— Task objective —
Scan the lines below for the word "title". Copy each line you find it in.

>> BEGIN Provided material

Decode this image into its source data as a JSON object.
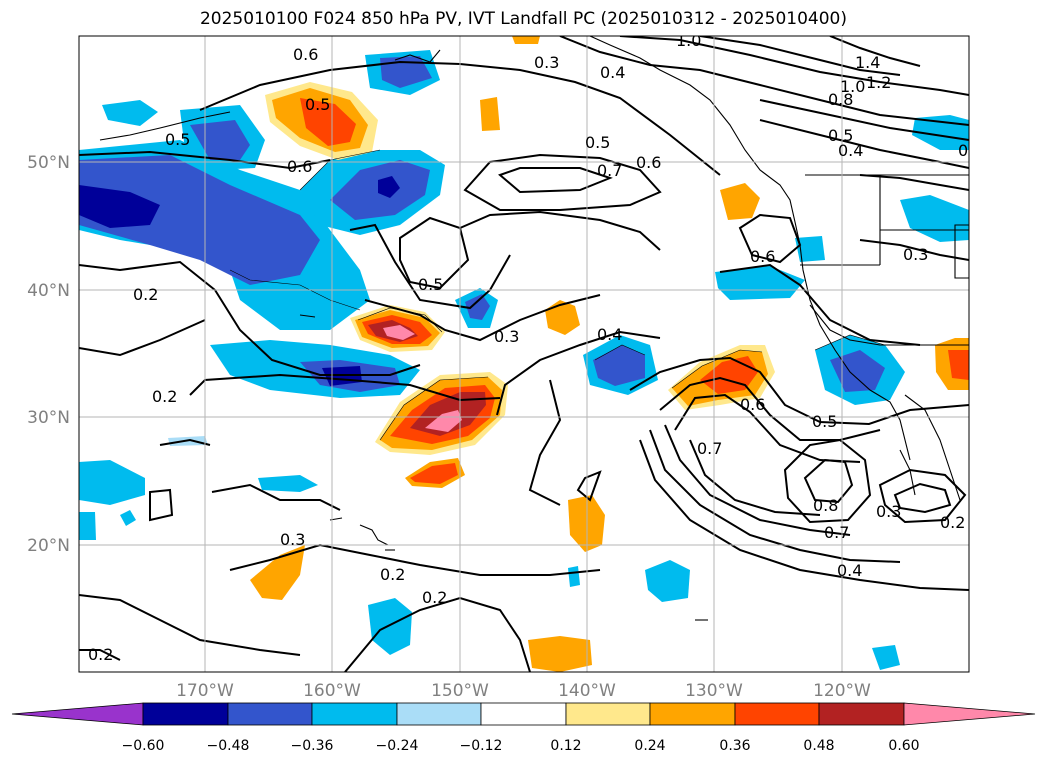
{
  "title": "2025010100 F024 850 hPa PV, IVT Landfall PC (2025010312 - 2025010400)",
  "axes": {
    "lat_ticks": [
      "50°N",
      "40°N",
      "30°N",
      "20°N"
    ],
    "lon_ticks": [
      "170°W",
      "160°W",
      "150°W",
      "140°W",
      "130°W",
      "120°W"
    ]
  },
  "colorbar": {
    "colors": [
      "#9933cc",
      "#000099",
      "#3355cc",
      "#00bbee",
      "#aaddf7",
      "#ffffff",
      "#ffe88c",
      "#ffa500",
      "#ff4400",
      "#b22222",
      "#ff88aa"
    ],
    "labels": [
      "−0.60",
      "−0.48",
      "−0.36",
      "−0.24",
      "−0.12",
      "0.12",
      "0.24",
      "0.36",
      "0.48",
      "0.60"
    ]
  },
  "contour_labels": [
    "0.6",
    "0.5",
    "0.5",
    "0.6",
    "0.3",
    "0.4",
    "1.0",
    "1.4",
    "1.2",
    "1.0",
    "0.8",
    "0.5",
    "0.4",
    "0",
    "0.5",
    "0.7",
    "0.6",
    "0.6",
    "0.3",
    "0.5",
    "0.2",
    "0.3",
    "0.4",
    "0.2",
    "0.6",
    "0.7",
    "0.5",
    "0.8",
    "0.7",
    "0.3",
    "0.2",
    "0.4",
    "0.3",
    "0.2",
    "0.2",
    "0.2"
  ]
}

>> END Provided material
>> BEGIN Provided material

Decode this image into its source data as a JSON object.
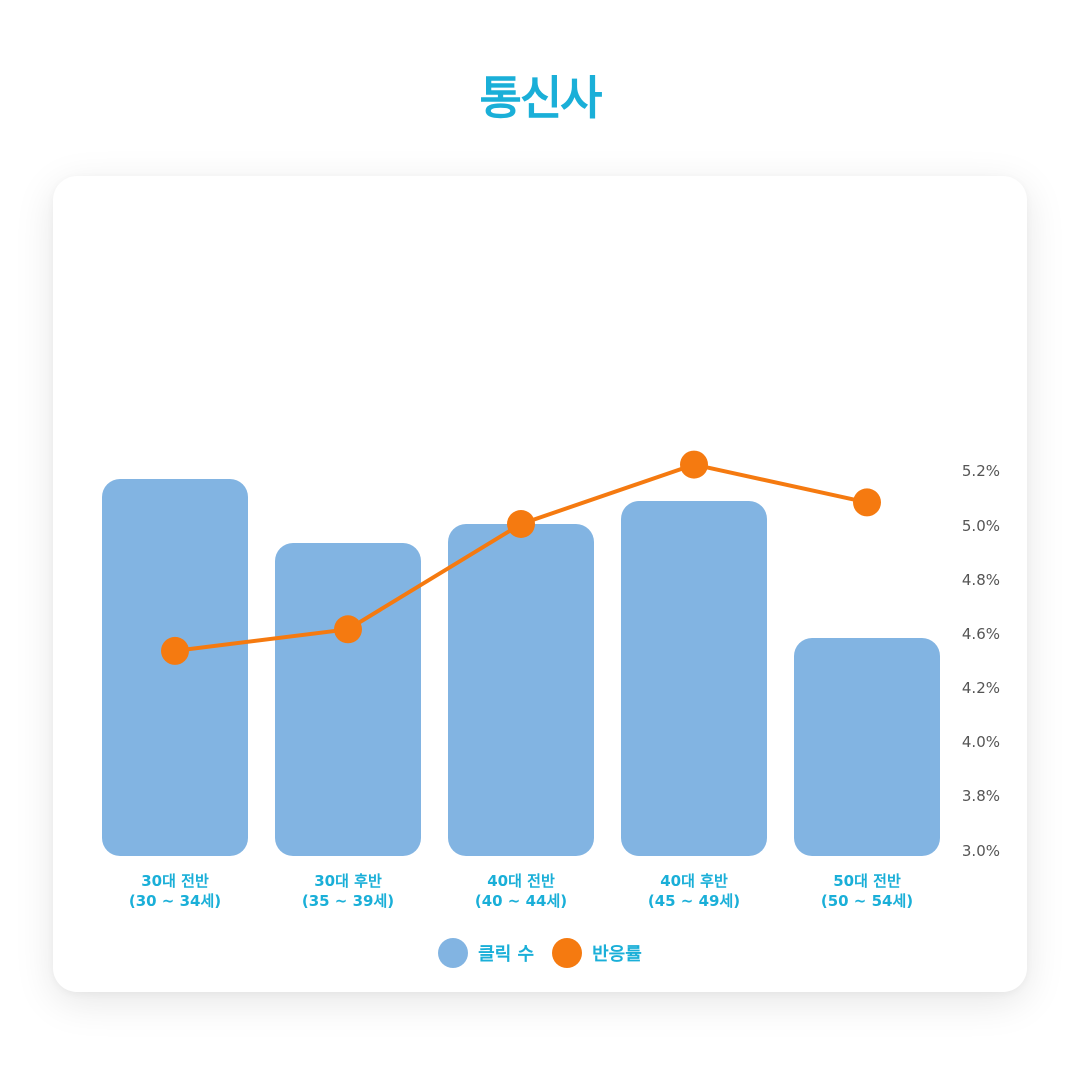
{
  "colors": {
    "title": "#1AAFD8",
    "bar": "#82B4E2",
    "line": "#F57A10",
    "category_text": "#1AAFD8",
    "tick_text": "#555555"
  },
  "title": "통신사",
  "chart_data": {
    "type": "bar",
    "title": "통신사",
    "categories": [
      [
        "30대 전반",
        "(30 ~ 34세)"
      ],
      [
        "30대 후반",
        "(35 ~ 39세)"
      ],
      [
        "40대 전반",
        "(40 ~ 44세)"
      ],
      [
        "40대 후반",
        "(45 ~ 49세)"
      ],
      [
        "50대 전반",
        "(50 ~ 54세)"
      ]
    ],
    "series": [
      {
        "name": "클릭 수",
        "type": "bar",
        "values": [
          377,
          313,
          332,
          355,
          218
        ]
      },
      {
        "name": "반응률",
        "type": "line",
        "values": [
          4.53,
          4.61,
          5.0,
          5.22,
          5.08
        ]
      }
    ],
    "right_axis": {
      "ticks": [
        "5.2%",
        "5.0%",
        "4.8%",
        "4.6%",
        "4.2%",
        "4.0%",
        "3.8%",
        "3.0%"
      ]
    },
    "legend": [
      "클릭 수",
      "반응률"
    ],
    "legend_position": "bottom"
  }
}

>> END Provided material

— Exercise answer —
  "title": "2025010100 F024 850 hPa PV, IVT Landfall PC (2025010312 - 2025010400)",
    "title": "#1AAFD8",
  "title": "통신사",
    "title": "통신사",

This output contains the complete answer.